++++ GIVEN ENTRIES ++++

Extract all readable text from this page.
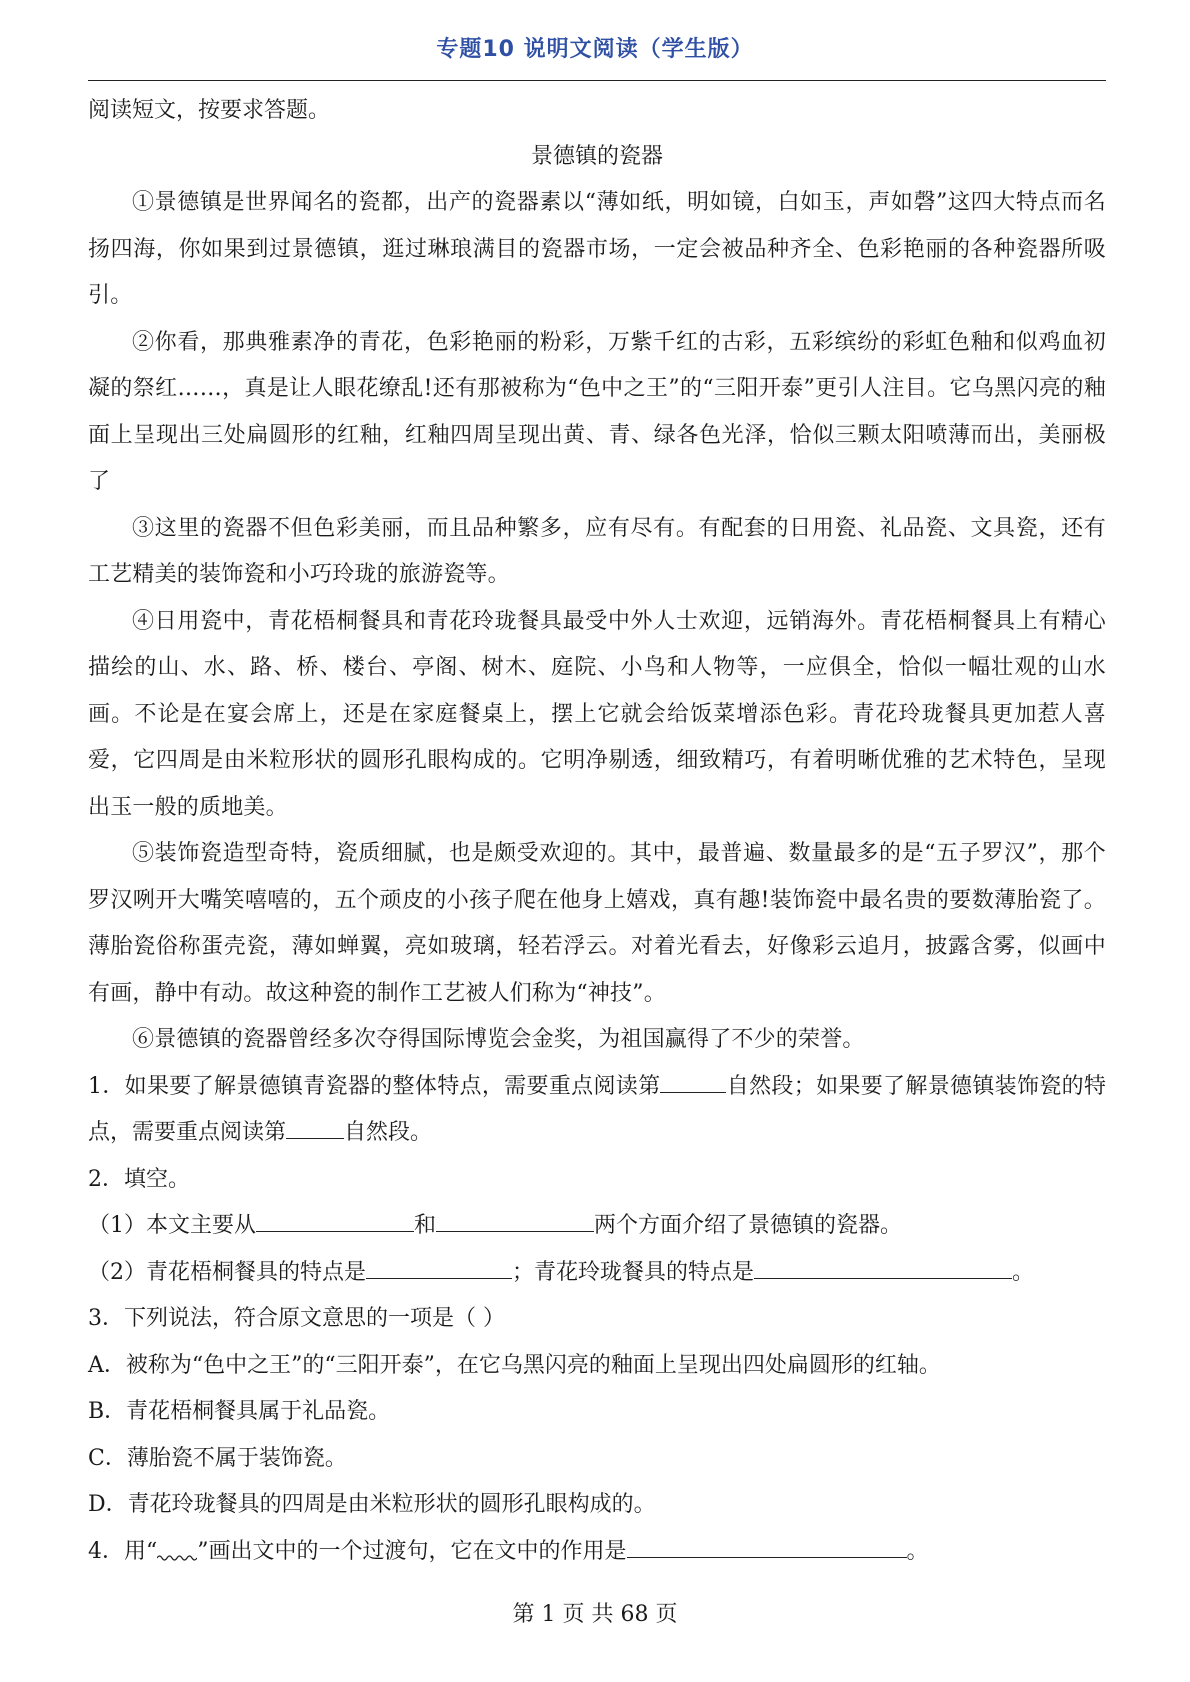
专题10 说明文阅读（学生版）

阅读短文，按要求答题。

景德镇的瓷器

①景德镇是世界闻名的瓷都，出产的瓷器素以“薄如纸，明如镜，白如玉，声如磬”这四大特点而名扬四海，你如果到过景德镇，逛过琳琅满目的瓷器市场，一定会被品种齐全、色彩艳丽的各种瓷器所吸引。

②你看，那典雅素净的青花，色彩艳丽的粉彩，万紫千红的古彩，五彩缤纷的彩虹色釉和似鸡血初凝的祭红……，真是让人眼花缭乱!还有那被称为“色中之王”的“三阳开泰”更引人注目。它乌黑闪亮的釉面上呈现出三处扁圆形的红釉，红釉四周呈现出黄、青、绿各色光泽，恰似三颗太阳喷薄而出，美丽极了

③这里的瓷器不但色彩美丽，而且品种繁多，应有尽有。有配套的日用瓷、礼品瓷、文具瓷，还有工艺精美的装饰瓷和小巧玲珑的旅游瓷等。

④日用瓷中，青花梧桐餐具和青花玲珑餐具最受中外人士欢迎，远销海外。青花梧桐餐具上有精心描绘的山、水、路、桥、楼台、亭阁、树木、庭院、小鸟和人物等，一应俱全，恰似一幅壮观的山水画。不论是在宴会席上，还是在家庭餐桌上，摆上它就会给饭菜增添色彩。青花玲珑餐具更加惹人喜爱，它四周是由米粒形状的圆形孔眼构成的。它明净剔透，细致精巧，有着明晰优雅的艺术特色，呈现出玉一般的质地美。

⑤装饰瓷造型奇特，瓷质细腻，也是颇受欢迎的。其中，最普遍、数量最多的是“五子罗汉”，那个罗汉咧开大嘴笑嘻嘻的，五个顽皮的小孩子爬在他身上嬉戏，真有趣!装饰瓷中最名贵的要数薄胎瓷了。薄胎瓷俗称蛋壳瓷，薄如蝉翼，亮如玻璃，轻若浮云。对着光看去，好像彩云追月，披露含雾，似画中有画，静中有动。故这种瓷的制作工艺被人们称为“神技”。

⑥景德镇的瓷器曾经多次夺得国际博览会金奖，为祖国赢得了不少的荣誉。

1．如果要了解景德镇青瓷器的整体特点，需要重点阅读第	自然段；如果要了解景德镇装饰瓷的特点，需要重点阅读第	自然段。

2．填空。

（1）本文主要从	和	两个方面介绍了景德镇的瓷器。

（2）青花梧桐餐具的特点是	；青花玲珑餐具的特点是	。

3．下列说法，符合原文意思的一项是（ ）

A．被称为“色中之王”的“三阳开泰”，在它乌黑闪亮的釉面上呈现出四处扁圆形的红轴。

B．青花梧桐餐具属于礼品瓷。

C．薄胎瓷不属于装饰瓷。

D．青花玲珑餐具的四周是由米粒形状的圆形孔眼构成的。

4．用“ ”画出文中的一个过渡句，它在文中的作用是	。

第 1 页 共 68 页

++++
++++ GIVEN ENTRIES ++++

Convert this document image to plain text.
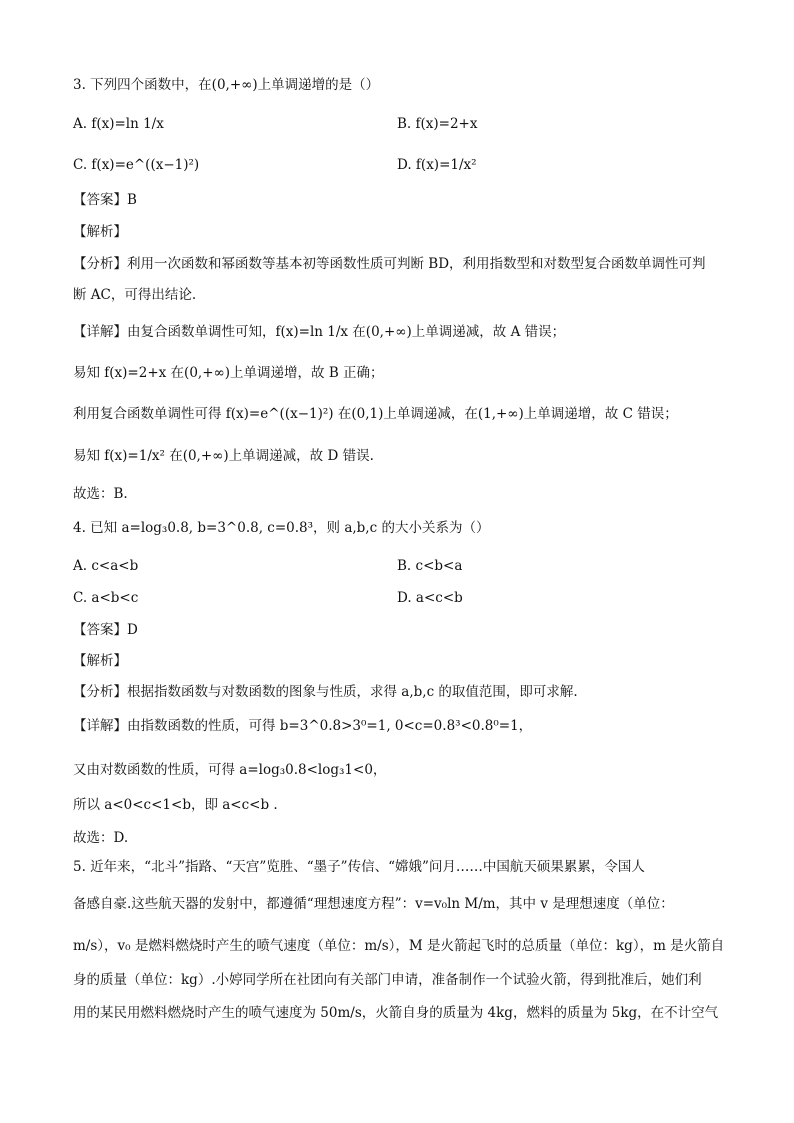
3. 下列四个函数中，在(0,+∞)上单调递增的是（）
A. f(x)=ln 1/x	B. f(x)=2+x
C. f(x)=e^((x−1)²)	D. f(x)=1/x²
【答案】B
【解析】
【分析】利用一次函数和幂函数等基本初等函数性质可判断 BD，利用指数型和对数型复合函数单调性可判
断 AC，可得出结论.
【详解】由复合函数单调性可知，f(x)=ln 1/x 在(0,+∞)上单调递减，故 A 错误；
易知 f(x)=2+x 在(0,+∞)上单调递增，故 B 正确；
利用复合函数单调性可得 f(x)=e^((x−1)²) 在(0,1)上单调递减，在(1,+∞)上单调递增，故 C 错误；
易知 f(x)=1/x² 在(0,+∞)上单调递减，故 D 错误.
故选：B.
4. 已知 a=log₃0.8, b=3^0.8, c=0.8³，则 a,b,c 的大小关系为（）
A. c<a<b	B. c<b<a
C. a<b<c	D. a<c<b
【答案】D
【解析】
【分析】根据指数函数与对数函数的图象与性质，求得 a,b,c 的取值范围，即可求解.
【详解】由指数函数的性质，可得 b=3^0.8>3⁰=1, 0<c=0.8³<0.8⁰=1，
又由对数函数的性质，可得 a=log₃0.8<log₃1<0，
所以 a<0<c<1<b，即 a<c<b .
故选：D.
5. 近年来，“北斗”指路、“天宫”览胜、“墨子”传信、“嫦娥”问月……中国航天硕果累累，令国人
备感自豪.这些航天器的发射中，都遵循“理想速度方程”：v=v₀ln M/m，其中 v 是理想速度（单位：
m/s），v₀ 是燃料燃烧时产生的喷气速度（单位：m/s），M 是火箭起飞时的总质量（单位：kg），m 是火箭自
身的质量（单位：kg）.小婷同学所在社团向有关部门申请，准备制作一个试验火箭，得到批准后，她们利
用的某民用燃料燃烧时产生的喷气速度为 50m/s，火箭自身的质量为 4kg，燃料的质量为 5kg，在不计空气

++++
++++ GIVEN ENTRIES ++++

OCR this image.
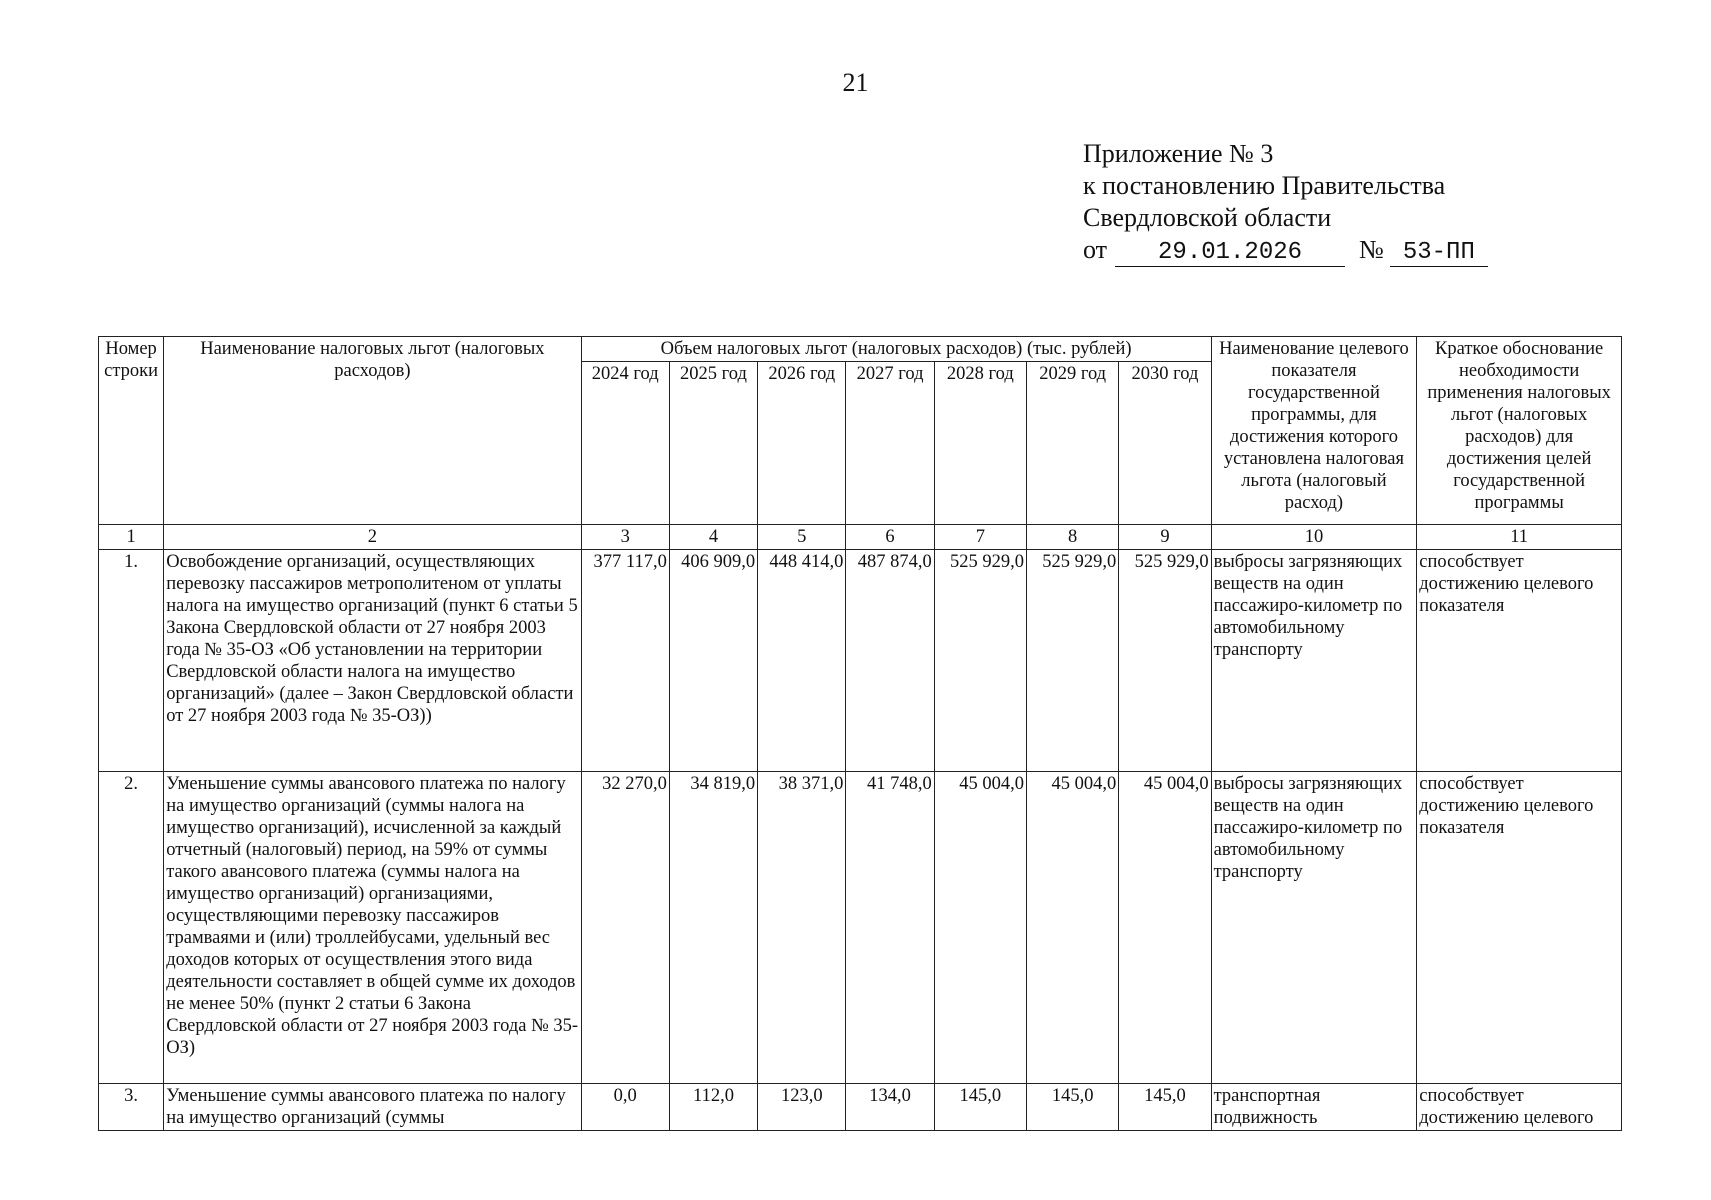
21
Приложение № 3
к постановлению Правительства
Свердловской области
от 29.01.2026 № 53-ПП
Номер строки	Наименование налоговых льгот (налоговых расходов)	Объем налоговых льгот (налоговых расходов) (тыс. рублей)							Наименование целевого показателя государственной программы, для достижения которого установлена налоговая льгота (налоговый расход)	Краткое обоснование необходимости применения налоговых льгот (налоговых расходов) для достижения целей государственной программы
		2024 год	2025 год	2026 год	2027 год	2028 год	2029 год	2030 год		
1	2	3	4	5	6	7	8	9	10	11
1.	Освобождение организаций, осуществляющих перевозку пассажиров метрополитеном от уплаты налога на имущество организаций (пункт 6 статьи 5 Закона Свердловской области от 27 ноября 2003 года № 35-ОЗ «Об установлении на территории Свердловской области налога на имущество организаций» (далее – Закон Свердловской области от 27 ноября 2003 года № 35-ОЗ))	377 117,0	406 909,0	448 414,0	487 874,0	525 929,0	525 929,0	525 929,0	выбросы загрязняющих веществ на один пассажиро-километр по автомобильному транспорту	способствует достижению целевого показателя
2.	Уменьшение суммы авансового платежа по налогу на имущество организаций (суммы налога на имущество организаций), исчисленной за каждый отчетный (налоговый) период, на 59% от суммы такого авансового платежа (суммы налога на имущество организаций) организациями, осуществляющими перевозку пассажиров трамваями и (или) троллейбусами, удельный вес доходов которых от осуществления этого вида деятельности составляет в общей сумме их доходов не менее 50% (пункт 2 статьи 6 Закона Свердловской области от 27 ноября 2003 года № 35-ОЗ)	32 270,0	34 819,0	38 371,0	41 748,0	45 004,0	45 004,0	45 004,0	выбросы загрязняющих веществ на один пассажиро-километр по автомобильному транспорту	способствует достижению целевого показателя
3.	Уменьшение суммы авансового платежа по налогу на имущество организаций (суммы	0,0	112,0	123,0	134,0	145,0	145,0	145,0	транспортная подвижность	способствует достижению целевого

++++

> **WHAT THIS TASK INVOLVES**
Across the entries, how many lines contain "image"? Reply with the number only.

> **REPLY**
2